**Data to use:**

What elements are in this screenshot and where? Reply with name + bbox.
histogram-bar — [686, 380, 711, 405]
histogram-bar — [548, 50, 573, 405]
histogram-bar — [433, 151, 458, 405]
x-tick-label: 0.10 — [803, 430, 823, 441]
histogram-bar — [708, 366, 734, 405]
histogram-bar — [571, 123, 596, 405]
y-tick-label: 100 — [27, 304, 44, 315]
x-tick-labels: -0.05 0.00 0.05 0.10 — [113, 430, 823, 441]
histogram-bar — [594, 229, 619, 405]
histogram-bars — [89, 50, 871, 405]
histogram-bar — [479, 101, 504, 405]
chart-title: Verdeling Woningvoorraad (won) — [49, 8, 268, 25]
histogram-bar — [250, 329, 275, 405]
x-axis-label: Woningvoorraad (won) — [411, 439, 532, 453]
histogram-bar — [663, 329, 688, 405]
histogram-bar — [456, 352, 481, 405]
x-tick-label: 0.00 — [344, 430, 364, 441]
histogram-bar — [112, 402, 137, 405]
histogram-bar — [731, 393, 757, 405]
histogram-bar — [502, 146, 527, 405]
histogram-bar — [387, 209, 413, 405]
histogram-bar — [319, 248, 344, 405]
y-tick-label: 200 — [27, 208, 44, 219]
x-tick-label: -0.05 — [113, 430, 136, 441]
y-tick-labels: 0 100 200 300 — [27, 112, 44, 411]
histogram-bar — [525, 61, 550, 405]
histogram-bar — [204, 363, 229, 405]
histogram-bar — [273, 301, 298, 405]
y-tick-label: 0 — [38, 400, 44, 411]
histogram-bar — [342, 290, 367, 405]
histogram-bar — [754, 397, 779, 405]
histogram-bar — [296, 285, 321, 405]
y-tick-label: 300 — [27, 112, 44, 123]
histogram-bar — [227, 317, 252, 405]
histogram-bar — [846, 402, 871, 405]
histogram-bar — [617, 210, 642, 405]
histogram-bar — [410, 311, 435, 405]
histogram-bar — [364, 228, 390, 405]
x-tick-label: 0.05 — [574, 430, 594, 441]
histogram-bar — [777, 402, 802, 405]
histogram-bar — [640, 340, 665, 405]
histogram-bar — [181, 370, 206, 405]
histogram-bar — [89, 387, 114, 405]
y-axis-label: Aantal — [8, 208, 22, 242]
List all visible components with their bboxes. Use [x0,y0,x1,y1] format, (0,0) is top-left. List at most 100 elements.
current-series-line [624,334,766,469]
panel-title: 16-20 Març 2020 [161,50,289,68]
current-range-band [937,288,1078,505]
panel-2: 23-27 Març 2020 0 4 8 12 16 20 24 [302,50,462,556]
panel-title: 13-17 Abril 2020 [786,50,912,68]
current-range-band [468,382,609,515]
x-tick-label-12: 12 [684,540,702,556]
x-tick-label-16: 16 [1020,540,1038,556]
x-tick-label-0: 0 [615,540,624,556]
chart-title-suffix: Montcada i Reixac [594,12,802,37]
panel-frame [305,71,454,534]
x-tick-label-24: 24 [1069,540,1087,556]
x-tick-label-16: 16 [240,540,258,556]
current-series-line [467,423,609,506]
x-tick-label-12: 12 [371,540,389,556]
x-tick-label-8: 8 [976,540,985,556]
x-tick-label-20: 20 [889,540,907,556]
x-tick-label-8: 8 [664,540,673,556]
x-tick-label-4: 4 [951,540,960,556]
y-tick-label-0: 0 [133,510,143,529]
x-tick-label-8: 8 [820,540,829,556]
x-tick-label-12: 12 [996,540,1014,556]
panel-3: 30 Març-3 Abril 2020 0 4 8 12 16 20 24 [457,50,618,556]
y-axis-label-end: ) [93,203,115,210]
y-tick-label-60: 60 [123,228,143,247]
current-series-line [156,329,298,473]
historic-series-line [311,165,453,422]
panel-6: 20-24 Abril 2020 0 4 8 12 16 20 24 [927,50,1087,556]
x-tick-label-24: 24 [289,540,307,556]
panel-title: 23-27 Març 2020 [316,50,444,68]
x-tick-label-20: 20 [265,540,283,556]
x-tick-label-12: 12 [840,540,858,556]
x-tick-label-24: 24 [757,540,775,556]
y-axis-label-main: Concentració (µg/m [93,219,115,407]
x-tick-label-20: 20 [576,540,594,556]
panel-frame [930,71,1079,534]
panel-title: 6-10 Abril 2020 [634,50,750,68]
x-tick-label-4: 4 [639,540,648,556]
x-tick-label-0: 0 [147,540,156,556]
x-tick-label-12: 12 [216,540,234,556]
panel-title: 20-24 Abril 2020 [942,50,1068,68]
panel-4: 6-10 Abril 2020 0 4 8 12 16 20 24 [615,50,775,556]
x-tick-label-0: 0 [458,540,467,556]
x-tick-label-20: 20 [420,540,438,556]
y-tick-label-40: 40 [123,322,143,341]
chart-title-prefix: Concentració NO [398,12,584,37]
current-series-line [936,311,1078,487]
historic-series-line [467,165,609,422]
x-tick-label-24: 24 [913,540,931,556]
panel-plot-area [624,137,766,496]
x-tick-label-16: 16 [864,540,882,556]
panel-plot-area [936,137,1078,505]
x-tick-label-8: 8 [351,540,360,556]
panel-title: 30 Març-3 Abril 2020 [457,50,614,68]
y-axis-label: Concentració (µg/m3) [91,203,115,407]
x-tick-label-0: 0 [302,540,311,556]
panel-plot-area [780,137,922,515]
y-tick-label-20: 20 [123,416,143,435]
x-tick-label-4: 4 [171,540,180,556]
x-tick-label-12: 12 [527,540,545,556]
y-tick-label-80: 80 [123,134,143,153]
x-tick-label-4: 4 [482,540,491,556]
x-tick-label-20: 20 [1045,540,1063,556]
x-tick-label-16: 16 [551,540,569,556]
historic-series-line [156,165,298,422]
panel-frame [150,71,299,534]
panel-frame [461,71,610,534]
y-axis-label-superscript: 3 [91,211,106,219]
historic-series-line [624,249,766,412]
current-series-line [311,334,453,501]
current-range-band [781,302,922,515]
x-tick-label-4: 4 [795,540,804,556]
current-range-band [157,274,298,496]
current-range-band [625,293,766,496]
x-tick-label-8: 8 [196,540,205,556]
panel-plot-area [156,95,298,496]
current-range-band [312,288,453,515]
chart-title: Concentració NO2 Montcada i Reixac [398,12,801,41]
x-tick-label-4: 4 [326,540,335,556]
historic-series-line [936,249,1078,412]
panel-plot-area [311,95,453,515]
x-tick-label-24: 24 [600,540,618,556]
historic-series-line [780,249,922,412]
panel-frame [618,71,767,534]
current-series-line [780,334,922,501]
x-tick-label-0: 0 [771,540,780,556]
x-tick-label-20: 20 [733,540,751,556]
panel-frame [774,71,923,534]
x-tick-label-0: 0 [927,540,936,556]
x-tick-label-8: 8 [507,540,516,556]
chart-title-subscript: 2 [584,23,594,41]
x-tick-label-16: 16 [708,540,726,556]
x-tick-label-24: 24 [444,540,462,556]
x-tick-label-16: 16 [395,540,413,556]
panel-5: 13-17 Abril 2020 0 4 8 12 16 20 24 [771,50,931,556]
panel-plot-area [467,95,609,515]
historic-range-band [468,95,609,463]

**Task prompt:** Copy out every item above word for word, keeping each line as it appears.

**Solution to this task:**
What elements are in this screenshot and where? Reply with name + bbox.
histogram-bar — [686, 380, 711, 405]
histogram-bar — [548, 50, 573, 405]
histogram-bar — [433, 151, 458, 405]
x-tick-label: 0.10 — [803, 430, 823, 441]
histogram-bar — [708, 366, 734, 405]
histogram-bar — [571, 123, 596, 405]
y-tick-label: 100 — [27, 304, 44, 315]
x-tick-labels: -0.05 0.00 0.05 0.10 — [113, 430, 823, 441]
histogram-bar — [594, 229, 619, 405]
histogram-bars — [89, 50, 871, 405]
histogram-bar — [479, 101, 504, 405]
chart-title: Verdeling Woningvoorraad (won) — [49, 8, 268, 25]
histogram-bar — [250, 329, 275, 405]
x-axis-label: Woningvoorraad (won) — [411, 439, 532, 453]
histogram-bar — [663, 329, 688, 405]
histogram-bar — [456, 352, 481, 405]
x-tick-label: 0.00 — [344, 430, 364, 441]
histogram-bar — [112, 402, 137, 405]
histogram-bar — [731, 393, 757, 405]
histogram-bar — [502, 146, 527, 405]
histogram-bar — [387, 209, 413, 405]
histogram-bar — [319, 248, 344, 405]
y-tick-label: 200 — [27, 208, 44, 219]
x-tick-label: -0.05 — [113, 430, 136, 441]
y-tick-labels: 0 100 200 300 — [27, 112, 44, 411]
histogram-bar — [525, 61, 550, 405]
histogram-bar — [204, 363, 229, 405]
histogram-bar — [273, 301, 298, 405]
y-tick-label: 0 — [38, 400, 44, 411]
histogram-bar — [342, 290, 367, 405]
histogram-bar — [754, 397, 779, 405]
histogram-bar — [296, 285, 321, 405]
y-tick-label: 300 — [27, 112, 44, 123]
histogram-bar — [227, 317, 252, 405]
histogram-bar — [846, 402, 871, 405]
histogram-bar — [617, 210, 642, 405]
histogram-bar — [410, 311, 435, 405]
histogram-bar — [364, 228, 390, 405]
x-tick-label: 0.05 — [574, 430, 594, 441]
histogram-bar — [777, 402, 802, 405]
histogram-bar — [640, 340, 665, 405]
histogram-bar — [181, 370, 206, 405]
histogram-bar — [89, 387, 114, 405]
y-axis-label: Aantal — [8, 208, 22, 242]
List all visible components with their bboxes. Use [x0,y0,x1,y1] format, (0,0) is top-left. List at most 100 elements.
current-series-line [624,334,766,469]
panel-title: 16-20 Març 2020 [161,50,289,68]
current-range-band [937,288,1078,505]
panel-2: 23-27 Març 2020 0 4 8 12 16 20 24 [302,50,462,556]
panel-title: 13-17 Abril 2020 [786,50,912,68]
current-range-band [468,382,609,515]
x-tick-label-12: 12 [684,540,702,556]
x-tick-label-16: 16 [1020,540,1038,556]
x-tick-label-0: 0 [615,540,624,556]
chart-title-suffix: Montcada i Reixac [594,12,802,37]
panel-frame [305,71,454,534]
x-tick-label-24: 24 [1069,540,1087,556]
x-tick-label-16: 16 [240,540,258,556]
current-series-line [467,423,609,506]
x-tick-label-12: 12 [371,540,389,556]
x-tick-label-8: 8 [976,540,985,556]
x-tick-label-20: 20 [889,540,907,556]
x-tick-label-8: 8 [664,540,673,556]
x-tick-label-4: 4 [951,540,960,556]
y-tick-label-0: 0 [133,510,143,529]
x-tick-label-8: 8 [820,540,829,556]
x-tick-label-12: 12 [996,540,1014,556]
panel-3: 30 Març-3 Abril 2020 0 4 8 12 16 20 24 [457,50,618,556]
y-axis-label-end: ) [93,203,115,210]
y-tick-label-60: 60 [123,228,143,247]
current-series-line [156,329,298,473]
historic-series-line [311,165,453,422]
panel-6: 20-24 Abril 2020 0 4 8 12 16 20 24 [927,50,1087,556]
x-tick-label-24: 24 [289,540,307,556]
panel-title: 23-27 Març 2020 [316,50,444,68]
x-tick-label-20: 20 [265,540,283,556]
x-tick-label-12: 12 [840,540,858,556]
x-tick-label-24: 24 [757,540,775,556]
y-axis-label-main: Concentració (µg/m [93,219,115,407]
x-tick-label-20: 20 [576,540,594,556]
panel-frame [930,71,1079,534]
panel-title: 6-10 Abril 2020 [634,50,750,68]
x-tick-label-4: 4 [639,540,648,556]
x-tick-label-0: 0 [147,540,156,556]
x-tick-label-12: 12 [216,540,234,556]
panel-title: 20-24 Abril 2020 [942,50,1068,68]
panel-4: 6-10 Abril 2020 0 4 8 12 16 20 24 [615,50,775,556]
x-tick-label-0: 0 [458,540,467,556]
x-tick-label-20: 20 [420,540,438,556]
y-tick-label-40: 40 [123,322,143,341]
chart-title-prefix: Concentració NO [398,12,584,37]
current-series-line [936,311,1078,487]
historic-series-line [467,165,609,422]
x-tick-label-24: 24 [913,540,931,556]
panel-plot-area [624,137,766,496]
x-tick-label-16: 16 [864,540,882,556]
panel-plot-area [936,137,1078,505]
x-tick-label-8: 8 [351,540,360,556]
panel-title: 30 Març-3 Abril 2020 [457,50,614,68]
y-axis-label: Concentració (µg/m3) [91,203,115,407]
x-tick-label-0: 0 [302,540,311,556]
panel-plot-area [780,137,922,515]
y-tick-label-20: 20 [123,416,143,435]
x-tick-label-4: 4 [171,540,180,556]
x-tick-label-12: 12 [527,540,545,556]
y-tick-label-80: 80 [123,134,143,153]
x-tick-label-4: 4 [482,540,491,556]
x-tick-label-20: 20 [1045,540,1063,556]
x-tick-label-16: 16 [551,540,569,556]
historic-series-line [156,165,298,422]
panel-frame [150,71,299,534]
panel-frame [461,71,610,534]
y-axis-label-superscript: 3 [91,211,106,219]
historic-series-line [624,249,766,412]
current-series-line [311,334,453,501]
current-range-band [781,302,922,515]
x-tick-label-4: 4 [795,540,804,556]
current-range-band [157,274,298,496]
current-range-band [625,293,766,496]
x-tick-label-8: 8 [196,540,205,556]
panel-plot-area [156,95,298,496]
current-range-band [312,288,453,515]
chart-title: Concentració NO2 Montcada i Reixac [398,12,801,41]
x-tick-label-4: 4 [326,540,335,556]
historic-series-line [936,249,1078,412]
panel-plot-area [311,95,453,515]
x-tick-label-24: 24 [600,540,618,556]
historic-series-line [780,249,922,412]
panel-frame [618,71,767,534]
current-series-line [780,334,922,501]
x-tick-label-0: 0 [771,540,780,556]
x-tick-label-20: 20 [733,540,751,556]
panel-frame [774,71,923,534]
x-tick-label-0: 0 [927,540,936,556]
x-tick-label-8: 8 [507,540,516,556]
chart-title-subscript: 2 [584,23,594,41]
x-tick-label-16: 16 [708,540,726,556]
x-tick-label-24: 24 [444,540,462,556]
x-tick-label-16: 16 [395,540,413,556]
panel-5: 13-17 Abril 2020 0 4 8 12 16 20 24 [771,50,931,556]
panel-plot-area [467,95,609,515]
historic-range-band [468,95,609,463]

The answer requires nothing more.